Éco-Business

BTP : «La situation risque de s’aggraver en 2017»

El Mouloudi Benhamane : Président de la Fédération du BTP

Réorganisation de la fédération, contrat-programme avec le gouvernement… Fraîchement élu à la tête de la Fédération nationale du BTP, El Mouloudi Benhamane nous livre une radioscopie du secteur ainsi que les priorités de son mandat.

Les ÉCO : Comment se porte le secteur du BTP ?  
El Mouloudi Benhamane : Lors de l’assemblée générale du 13 octobre dernier, j’ai dressé un tableau de la situation très difficile que traverse notre secteur, pourtant vital pour l’économie   par sa contribution à la création des richesses et des emplois et à la construction du pays et ceci notamment à cause de la baisse de la commande publique amorcée depuis 2012, et qui a pris soit la forme officielle ou à travers les reports et l’annulation des crédits destinés à l’investissement. D’autre part, la situation dans le logement impacte à la baisse l’ensemble de la filière. Ce secteur qui créait en moyenne 60.000 emplois a commencé dès 2012 à en perdre. Or, il ne faut pas oublier que le secteur du BTP est le principal employeur avec l’agriculture. La baisse d’activité se poursuit et se confirme pour fin 2016 ; tout permet de penser que la situation risque de s’aggraver pour 2017. La baisse visible ou déguisée de la commande publique est une tendance lourde qui va perdurer avec tous ses effets néfastes. Rapportée au PIB, la commande publique est en baisse depuis 2012 et quand on sait que les ressources financières publiques se raréfient, il est clair que la tendance baissière continuera.
   
Comment comptez-vous restructurer et dynamiser la fédération pour être à la hauteur des défis qui l’attendent ?
La stratégie de la FNBTP doit se baser sur un travail et une réflexion collective d’équipe, avec la contribution active des membres engagés, motivés et volontaires. Mon programme de restructuration se compose de six axes importants. La restructuration statutaire et organisationnelle de la fédération pour en faire une force de proposition gérée de manière collégiale ; le contrat-programme gouvernement/FNBTP/FMCI afin d’apporter des réponses claires et ambitieuses aux attentes des entreprises ; la formation professionnelle pour répondre aux besoins en compétences des entreprises ; la refonte du système de qualification et de classification des entreprises pour corriger les insuffisances, en généraliser l’application y compris aux projets privés, et en assurer la gestion par la profession ; la réforme de la réglementation des marchés publics, notamment par la mise en place d’une haute instance de pilotage avec la participation de la FNBTP.   Enfin, l’application de la préférence nationale, le recours aux modes alternatifs de règlements des litiges dans les marchés publics et  le développement des ressources financières de la FNBTP sont prévus.

--- --- ---

Consigne: D'après l'entretien sur le BTP présenté ci-dessus, de combien d'axes se compose le programme de restructuration d'El Mouloudi Benhamane ?

Données extraites:
--- --- ---

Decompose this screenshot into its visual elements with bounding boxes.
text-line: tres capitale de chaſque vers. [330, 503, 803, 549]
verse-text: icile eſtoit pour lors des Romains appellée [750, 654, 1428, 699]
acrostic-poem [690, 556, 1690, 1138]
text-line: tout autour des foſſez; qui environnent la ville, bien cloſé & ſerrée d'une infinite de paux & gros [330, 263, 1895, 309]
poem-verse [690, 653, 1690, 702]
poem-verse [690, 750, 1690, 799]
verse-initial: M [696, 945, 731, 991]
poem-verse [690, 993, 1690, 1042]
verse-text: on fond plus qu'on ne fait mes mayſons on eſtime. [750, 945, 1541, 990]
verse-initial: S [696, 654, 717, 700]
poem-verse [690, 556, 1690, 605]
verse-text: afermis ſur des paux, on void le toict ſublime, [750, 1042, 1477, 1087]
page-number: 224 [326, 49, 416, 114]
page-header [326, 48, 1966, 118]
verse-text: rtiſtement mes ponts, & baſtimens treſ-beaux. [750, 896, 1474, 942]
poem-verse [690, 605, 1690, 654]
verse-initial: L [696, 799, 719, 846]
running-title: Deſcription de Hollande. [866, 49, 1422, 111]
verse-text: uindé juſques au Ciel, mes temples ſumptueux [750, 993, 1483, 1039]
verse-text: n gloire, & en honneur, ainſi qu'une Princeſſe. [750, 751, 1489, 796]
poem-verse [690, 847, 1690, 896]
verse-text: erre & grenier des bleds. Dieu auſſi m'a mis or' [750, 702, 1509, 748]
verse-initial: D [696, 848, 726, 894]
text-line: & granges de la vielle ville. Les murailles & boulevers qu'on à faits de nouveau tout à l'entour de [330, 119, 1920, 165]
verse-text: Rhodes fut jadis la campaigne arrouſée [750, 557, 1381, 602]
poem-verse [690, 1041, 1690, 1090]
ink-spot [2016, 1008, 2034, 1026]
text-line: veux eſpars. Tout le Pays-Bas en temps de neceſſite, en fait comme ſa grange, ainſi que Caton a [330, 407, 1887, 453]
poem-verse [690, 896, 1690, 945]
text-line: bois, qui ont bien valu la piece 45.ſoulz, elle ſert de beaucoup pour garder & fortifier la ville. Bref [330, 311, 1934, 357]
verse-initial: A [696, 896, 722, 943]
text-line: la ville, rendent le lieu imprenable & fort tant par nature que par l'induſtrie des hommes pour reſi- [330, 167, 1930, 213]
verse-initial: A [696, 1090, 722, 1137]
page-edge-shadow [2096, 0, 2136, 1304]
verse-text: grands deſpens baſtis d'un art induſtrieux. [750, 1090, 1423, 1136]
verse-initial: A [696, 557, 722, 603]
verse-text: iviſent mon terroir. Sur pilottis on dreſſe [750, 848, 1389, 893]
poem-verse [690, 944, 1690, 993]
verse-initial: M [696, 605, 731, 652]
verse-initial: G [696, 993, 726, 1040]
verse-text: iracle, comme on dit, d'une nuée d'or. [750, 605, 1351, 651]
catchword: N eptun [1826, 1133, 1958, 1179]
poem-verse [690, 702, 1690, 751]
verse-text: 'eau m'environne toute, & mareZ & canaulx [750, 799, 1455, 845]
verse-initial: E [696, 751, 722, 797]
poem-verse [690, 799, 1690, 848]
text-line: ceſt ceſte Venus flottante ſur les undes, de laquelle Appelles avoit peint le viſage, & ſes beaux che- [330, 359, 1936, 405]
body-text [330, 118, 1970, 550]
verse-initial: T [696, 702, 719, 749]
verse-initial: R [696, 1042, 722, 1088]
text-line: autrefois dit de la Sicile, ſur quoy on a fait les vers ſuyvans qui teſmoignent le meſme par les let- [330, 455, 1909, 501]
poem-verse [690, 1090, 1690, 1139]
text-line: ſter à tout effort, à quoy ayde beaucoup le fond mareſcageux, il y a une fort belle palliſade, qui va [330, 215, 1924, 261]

--- --- ---

Réponse ci-dessous: Il se compose de six axes.